§ Given task
Set the data down again, exactly as it reads, but without the pictures.

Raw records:
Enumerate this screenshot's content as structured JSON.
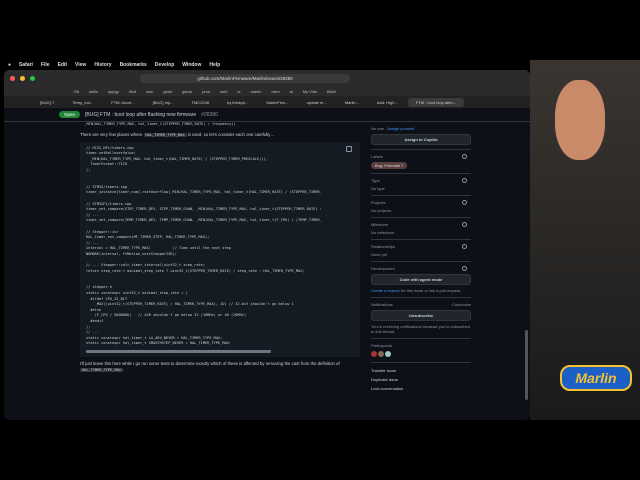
{
  "menubar": [
    "Safari",
    "File",
    "Edit",
    "View",
    "History",
    "Bookmarks",
    "Develop",
    "Window",
    "Help"
  ],
  "url": "github.com/MarlinFirmware/Marlin/issues/28280",
  "favorites": [
    "Git",
    "skills",
    "appgp",
    "ifixit",
    "mac",
    "geek",
    "game",
    "prod",
    "web",
    "tv",
    "marlin",
    "retro",
    "ai",
    "My Vids",
    "Bibel"
  ],
  "tabs": [
    "[BUG] T",
    "Temp_bot...",
    "FTM: Accel...",
    "[BUG] Inp...",
    "TMC2208",
    "by thinkyh...",
    "MarlinFirm...",
    "update m...",
    "Marlin...",
    "Add: High...",
    "FTM : boot loop after..."
  ],
  "issue": {
    "status": "Open",
    "title": "[BUG] FTM : boot loop after flashing new firmware",
    "number": "#28280"
  },
  "main": {
    "code0": "  _MIN(HAL_TIMER_TYPE_MAX, hal_timer_t(STEPPER_TIMER_RATE) / frequency))",
    "para1a": "There are very few places where",
    "para1code": "HAL_TIMER_TYPE_MAX",
    "para1b": "is used, so let's consider each one carefully…",
    "code1": "// HC32_HPL/timers.cpp\ntimer.setRolloverValue(\n  _MIN(HAL_TIMER_TYPE_MAX, hal_timer_t(HAL_TIMER_RATE) / (STEPPER_TIMER_PRESCALE))),\n  TimerFormat::TICK\n);\n\n\n// STM32/timers.cpp\ntimer_instance[timer_num]->setOverflow(_MIN(HAL_TIMER_TYPE_MAX, hal_timer_t(HAL_TIMER_RATE) / (STEPPER_TIMER_\n\n// STM32F1/timers.cpp\ntimer_set_compare(STEP_TIMER_DEV, STEP_TIMER_CHAN, _MIN(HAL_TIMER_TYPE_MAX, hal_timer_t(STEPPER_TIMER_RATE) :\n// ...\ntimer_set_compare(TEMP_TIMER_DEV, TEMP_TIMER_CHAN, _MIN(HAL_TIMER_TYPE_MAX, hal_timer_t(F_CPU) / (TEMP_TIMER_\n\n// Stepper::isr\nHAL_timer_set_compare(MF_TIMER_STEP, HAL_TIMER_TYPE_MAX);\n// ...\ninterval = HAL_TIMER_TYPE_MAX;          // Time until the next step\nNOMORE(interval, ftMotion_nextStepperISR);\n\n// ... Stepper::calc_timer_interval(uint32_t step_rate)\nreturn step_rate > minimal_step_rate ? uint32_t(STEPPER_TIMER_RATE) / step_rate : HAL_TIMER_TYPE_MAX;\n\n\n// stepper.h\nstatic constexpr uint32_t minimal_step_rate = (\n  #ifdef CPU_32_BIT\n    _MAX((uint32_t(STEPPER_TIMER_RATE) / HAL_TIMER_TYPE_MAX), 1U) // 32-bit shouldn't go below 1\n  #else\n    (F_CPU / 500000U)   // AVR shouldn't go below 32 (16MHz) or 40 (20MHz)\n  #endif\n);\n// ...\nstatic constexpr hal_timer_t LA_ADV_NEVER = HAL_TIMER_TYPE_MAX;\nstatic constexpr hal_timer_t SMOOTHSTEP_NEVER = HAL_TIMER_TYPE_MAX;",
    "para2a": "I'll just leave this here while I go run some tests to determine exactly which of these is affected by removing the cast from the definition of",
    "para2code": "HAL_TIMER_TYPE_MAX",
    "para2b": "."
  },
  "sidebar": {
    "assignees": "No one -",
    "assign_self": "Assign yourself",
    "assign_copilot": "Assign to Copilot",
    "labels_h": "Labels",
    "label": "Bug: Potential ?",
    "type_h": "Type",
    "type_v": "No type",
    "projects_h": "Projects",
    "projects_v": "No projects",
    "milestone_h": "Milestone",
    "milestone_v": "No milestone",
    "rel_h": "Relationships",
    "rel_v": "None yet",
    "dev_h": "Development",
    "dev_btn": "Code with agent mode",
    "branch_link": "Create a branch",
    "branch_text": "for this issue or link a pull request.",
    "notif_h": "Notifications",
    "customize": "Customize",
    "unsub": "Unsubscribe",
    "notif_text": "You're receiving notifications because you're subscribed to this thread.",
    "participants_h": "Participants",
    "actions": [
      "Transfer issue",
      "Duplicate issue",
      "Lock conversation"
    ]
  },
  "logo": "Marlin"
}
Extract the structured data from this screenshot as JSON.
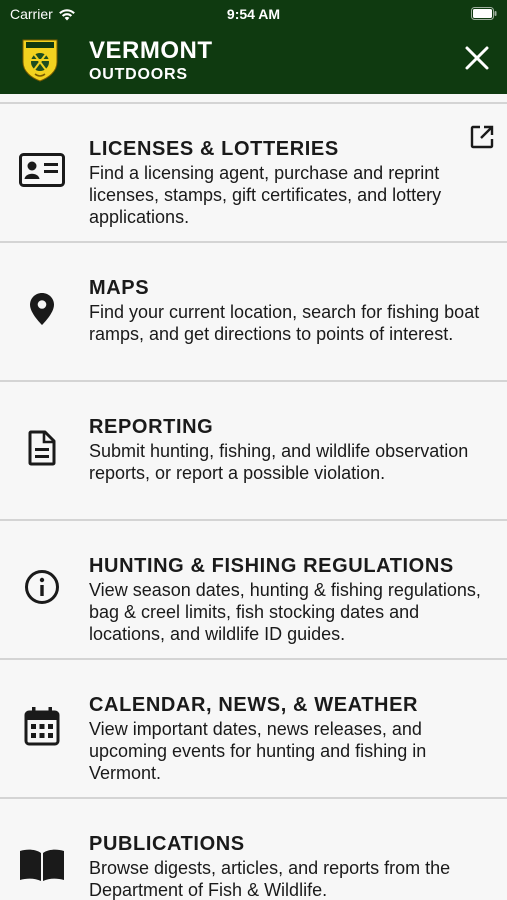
{
  "status_bar": {
    "carrier": "Carrier",
    "time": "9:54 AM"
  },
  "header": {
    "title": "VERMONT",
    "subtitle": "OUTDOORS"
  },
  "menu": [
    {
      "title": "LICENSES & LOTTERIES",
      "description": "Find a licensing agent, purchase and reprint licenses, stamps, gift certificates, and lottery applications.",
      "icon": "id-card-icon",
      "external": true
    },
    {
      "title": "MAPS",
      "description": "Find your current location, search for fishing boat ramps, and get directions to points of interest.",
      "icon": "map-pin-icon"
    },
    {
      "title": "REPORTING",
      "description": "Submit hunting, fishing, and wildlife observation reports, or report a possible violation.",
      "icon": "document-icon"
    },
    {
      "title": "HUNTING & FISHING REGULATIONS",
      "description": "View season dates, hunting & fishing regulations, bag & creel limits, fish stocking dates and locations, and wildlife ID guides.",
      "icon": "info-icon"
    },
    {
      "title": "CALENDAR, NEWS, & WEATHER",
      "description": "View important dates, news releases, and upcoming events for hunting and fishing in Vermont.",
      "icon": "calendar-icon"
    },
    {
      "title": "PUBLICATIONS",
      "description": "Browse digests, articles, and reports from the Department of Fish & Wildlife.",
      "icon": "book-icon"
    }
  ],
  "colors": {
    "header_bg": "#0f3a10",
    "list_bg": "#f7f7f7",
    "divider": "#d4d4d4",
    "text": "#1a1a1a"
  }
}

§ Expected output
Enumerate this screenshot's content as structured JSON.
{
  "menubar": [
    "Safari",
    "File",
    "Edit",
    "View",
    "History",
    "Bookmarks",
    "Develop",
    "Window",
    "Help"
  ],
  "url": "github.com/MarlinFirmware/Marlin/issues/28280",
  "favorites": [
    "Git",
    "skills",
    "appgp",
    "ifixit",
    "mac",
    "geek",
    "game",
    "prod",
    "web",
    "tv",
    "marlin",
    "retro",
    "ai",
    "My Vids",
    "Bibel"
  ],
  "tabs": [
    "[BUG] T",
    "Temp_bot...",
    "FTM: Accel...",
    "[BUG] Inp...",
    "TMC2208",
    "by thinkyh...",
    "MarlinFirm...",
    "update m...",
    "Marlin...",
    "Add: High...",
    "FTM : boot loop after..."
  ],
  "issue": {
    "status": "Open",
    "title": "[BUG] FTM : boot loop after flashing new firmware",
    "number": "#28280"
  },
  "main": {
    "code0": "  _MIN(HAL_TIMER_TYPE_MAX, hal_timer_t(STEPPER_TIMER_RATE) / frequency))",
    "para1a": "There are very few places where",
    "para1code": "HAL_TIMER_TYPE_MAX",
    "para1b": "is used, so let's consider each one carefully…",
    "code1": "// HC32_HPL/timers.cpp\ntimer.setRolloverValue(\n  _MIN(HAL_TIMER_TYPE_MAX, hal_timer_t(HAL_TIMER_RATE) / (STEPPER_TIMER_PRESCALE))),\n  TimerFormat::TICK\n);\n\n\n// STM32/timers.cpp\ntimer_instance[timer_num]->setOverflow(_MIN(HAL_TIMER_TYPE_MAX, hal_timer_t(HAL_TIMER_RATE) / (STEPPER_TIMER_\n\n// STM32F1/timers.cpp\ntimer_set_compare(STEP_TIMER_DEV, STEP_TIMER_CHAN, _MIN(HAL_TIMER_TYPE_MAX, hal_timer_t(STEPPER_TIMER_RATE) :\n// ...\ntimer_set_compare(TEMP_TIMER_DEV, TEMP_TIMER_CHAN, _MIN(HAL_TIMER_TYPE_MAX, hal_timer_t(F_CPU) / (TEMP_TIMER_\n\n// Stepper::isr\nHAL_timer_set_compare(MF_TIMER_STEP, HAL_TIMER_TYPE_MAX);\n// ...\ninterval = HAL_TIMER_TYPE_MAX;          // Time until the next step\nNOMORE(interval, ftMotion_nextStepperISR);\n\n// ... Stepper::calc_timer_interval(uint32_t step_rate)\nreturn step_rate > minimal_step_rate ? uint32_t(STEPPER_TIMER_RATE) / step_rate : HAL_TIMER_TYPE_MAX;\n\n\n// stepper.h\nstatic constexpr uint32_t minimal_step_rate = (\n  #ifdef CPU_32_BIT\n    _MAX((uint32_t(STEPPER_TIMER_RATE) / HAL_TIMER_TYPE_MAX), 1U) // 32-bit shouldn't go below 1\n  #else\n    (F_CPU / 500000U)   // AVR shouldn't go below 32 (16MHz) or 40 (20MHz)\n  #endif\n);\n// ...\nstatic constexpr hal_timer_t LA_ADV_NEVER = HAL_TIMER_TYPE_MAX;\nstatic constexpr hal_timer_t SMOOTHSTEP_NEVER = HAL_TIMER_TYPE_MAX;",
    "para2a": "I'll just leave this here while I go run some tests to determine exactly which of these is affected by removing the cast from the definition of",
    "para2code": "HAL_TIMER_TYPE_MAX",
    "para2b": "."
  },
  "sidebar": {
    "assignees": "No one -",
    "assign_self": "Assign yourself",
    "assign_copilot": "Assign to Copilot",
    "labels_h": "Labels",
    "label": "Bug: Potential ?",
    "type_h": "Type",
    "type_v": "No type",
    "projects_h": "Projects",
    "projects_v": "No projects",
    "milestone_h": "Milestone",
    "milestone_v": "No milestone",
    "rel_h": "Relationships",
    "rel_v": "None yet",
    "dev_h": "Development",
    "dev_btn": "Code with agent mode",
    "branch_link": "Create a branch",
    "branch_text": "for this issue or link a pull request.",
    "notif_h": "Notifications",
    "customize": "Customize",
    "unsub": "Unsubscribe",
    "notif_text": "You're receiving notifications because you're subscribed to this thread.",
    "participants_h": "Participants",
    "actions": [
      "Transfer issue",
      "Duplicate issue",
      "Lock conversation"
    ]
  },
  "logo": "Marlin"
}
Extract the structured data from this screenshot as JSON.
{
  "status_bar": {
    "carrier": "Carrier",
    "time": "9:54 AM"
  },
  "header": {
    "title": "VERMONT",
    "subtitle": "OUTDOORS"
  },
  "menu": [
    {
      "title": "LICENSES & LOTTERIES",
      "description": "Find a licensing agent, purchase and reprint licenses, stamps, gift certificates, and lottery applications.",
      "icon": "id-card-icon",
      "external": true
    },
    {
      "title": "MAPS",
      "description": "Find your current location, search for fishing boat ramps, and get directions to points of interest.",
      "icon": "map-pin-icon"
    },
    {
      "title": "REPORTING",
      "description": "Submit hunting, fishing, and wildlife observation reports, or report a possible violation.",
      "icon": "document-icon"
    },
    {
      "title": "HUNTING & FISHING REGULATIONS",
      "description": "View season dates, hunting & fishing regulations, bag & creel limits, fish stocking dates and locations, and wildlife ID guides.",
      "icon": "info-icon"
    },
    {
      "title": "CALENDAR, NEWS, & WEATHER",
      "description": "View important dates, news releases, and upcoming events for hunting and fishing in Vermont.",
      "icon": "calendar-icon"
    },
    {
      "title": "PUBLICATIONS",
      "description": "Browse digests, articles, and reports from the Department of Fish & Wildlife.",
      "icon": "book-icon"
    }
  ],
  "colors": {
    "header_bg": "#0f3a10",
    "list_bg": "#f7f7f7",
    "divider": "#d4d4d4",
    "text": "#1a1a1a"
  }
}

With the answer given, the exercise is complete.